**Dataset extract:**
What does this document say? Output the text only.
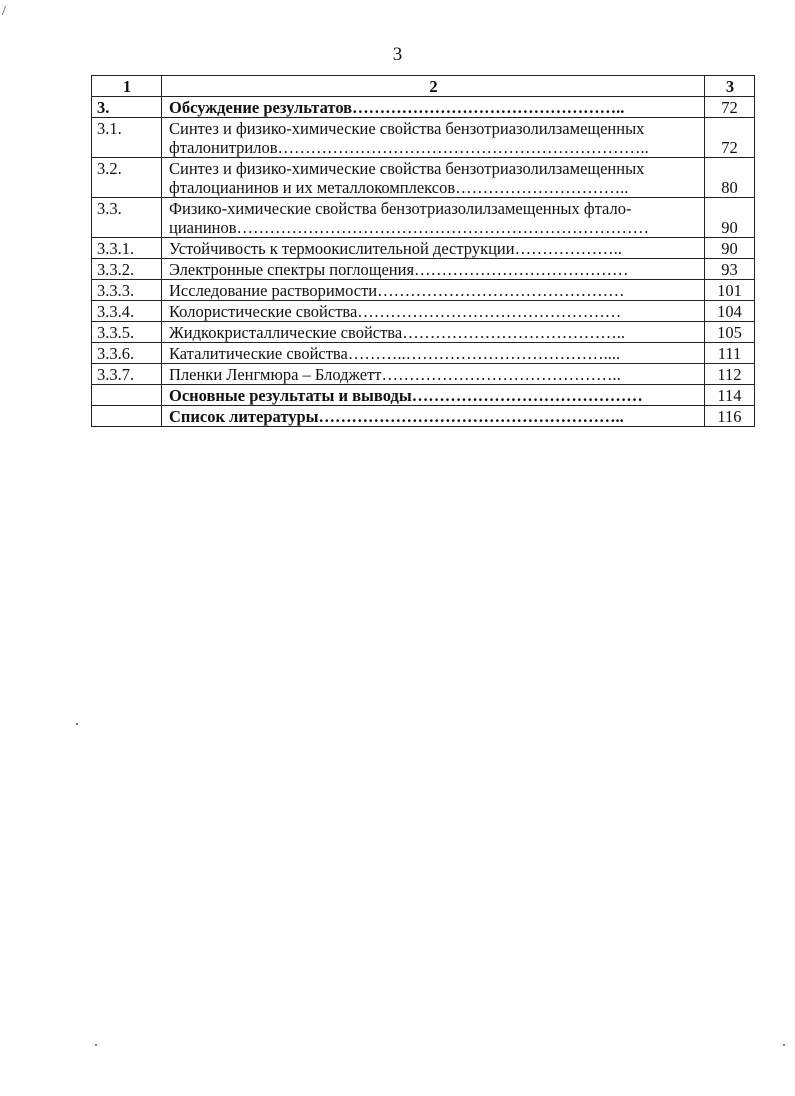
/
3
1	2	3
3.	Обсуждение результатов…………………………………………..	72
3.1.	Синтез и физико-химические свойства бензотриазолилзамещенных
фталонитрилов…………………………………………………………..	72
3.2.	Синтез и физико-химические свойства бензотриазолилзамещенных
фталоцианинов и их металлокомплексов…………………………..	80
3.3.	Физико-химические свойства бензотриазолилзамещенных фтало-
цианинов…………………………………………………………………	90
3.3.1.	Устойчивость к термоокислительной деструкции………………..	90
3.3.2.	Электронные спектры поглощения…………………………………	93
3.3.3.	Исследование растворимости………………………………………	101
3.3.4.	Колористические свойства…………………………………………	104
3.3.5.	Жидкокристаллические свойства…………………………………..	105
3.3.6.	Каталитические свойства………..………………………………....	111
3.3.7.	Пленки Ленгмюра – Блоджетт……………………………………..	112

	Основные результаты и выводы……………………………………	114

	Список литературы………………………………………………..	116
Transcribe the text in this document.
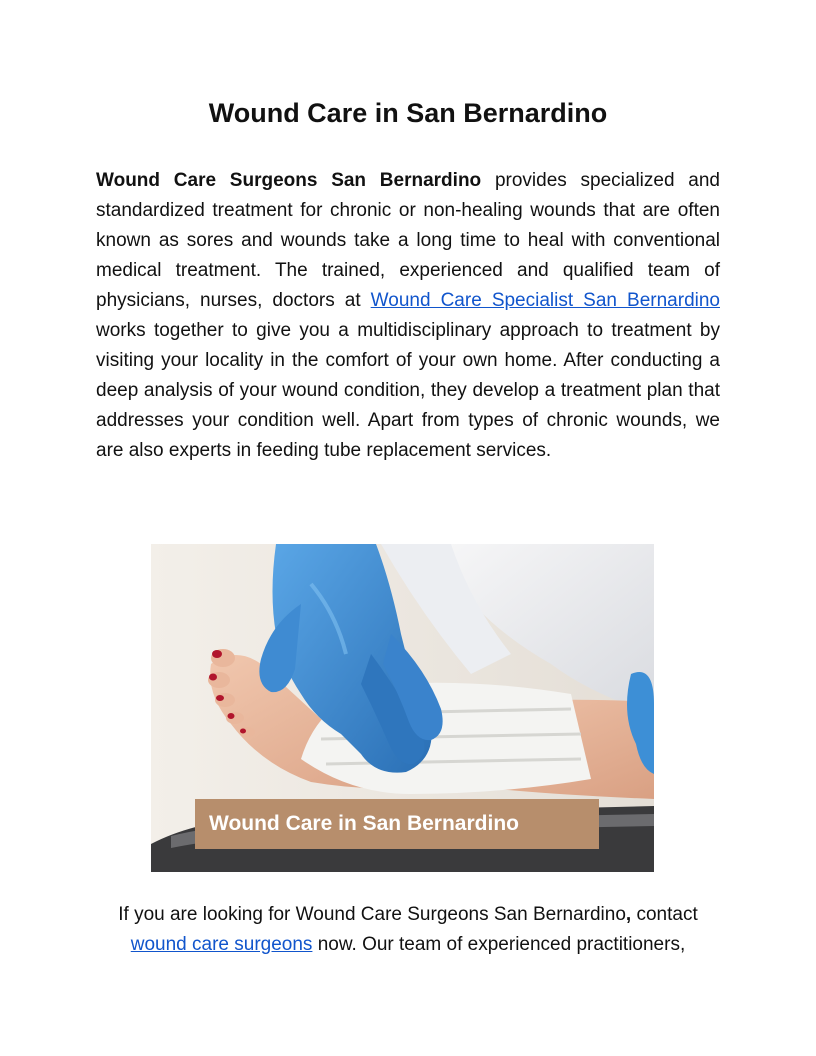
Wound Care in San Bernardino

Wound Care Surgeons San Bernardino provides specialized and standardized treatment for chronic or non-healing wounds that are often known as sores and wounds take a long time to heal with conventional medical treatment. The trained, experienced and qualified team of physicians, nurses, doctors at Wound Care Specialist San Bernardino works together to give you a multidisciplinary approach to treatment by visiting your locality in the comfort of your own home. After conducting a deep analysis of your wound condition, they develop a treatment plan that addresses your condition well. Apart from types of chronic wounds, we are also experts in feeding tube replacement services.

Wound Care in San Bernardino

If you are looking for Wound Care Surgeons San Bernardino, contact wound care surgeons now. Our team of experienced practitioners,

**Problem:** Print the records above exactly as they stand, but leave out the pictures.

**Response for this exercise:**
What does this document say? Output the text only.
/
3
1	2	3
3.	Обсуждение результатов…………………………………………..	72
3.1.	Синтез и физико-химические свойства бензотриазолилзамещенных
фталонитрилов…………………………………………………………..	72
3.2.	Синтез и физико-химические свойства бензотриазолилзамещенных
фталоцианинов и их металлокомплексов…………………………..	80
3.3.	Физико-химические свойства бензотриазолилзамещенных фтало-
цианинов…………………………………………………………………	90
3.3.1.	Устойчивость к термоокислительной деструкции………………..	90
3.3.2.	Электронные спектры поглощения…………………………………	93
3.3.3.	Исследование растворимости………………………………………	101
3.3.4.	Колористические свойства…………………………………………	104
3.3.5.	Жидкокристаллические свойства…………………………………..	105
3.3.6.	Каталитические свойства………..………………………………....	111
3.3.7.	Пленки Ленгмюра – Блоджетт……………………………………..	112

	Основные результаты и выводы……………………………………	114

	Список литературы………………………………………………..	116
Transcribe the text in this document.
Wound Care in San Bernardino

Wound Care Surgeons San Bernardino provides specialized and standardized treatment for chronic or non-healing wounds that are often known as sores and wounds take a long time to heal with conventional medical treatment. The trained, experienced and qualified team of physicians, nurses, doctors at Wound Care Specialist San Bernardino works together to give you a multidisciplinary approach to treatment by visiting your locality in the comfort of your own home. After conducting a deep analysis of your wound condition, they develop a treatment plan that addresses your condition well. Apart from types of chronic wounds, we are also experts in feeding tube replacement services.

Wound Care in San Bernardino

If you are looking for Wound Care Surgeons San Bernardino, contact wound care surgeons now. Our team of experienced practitioners,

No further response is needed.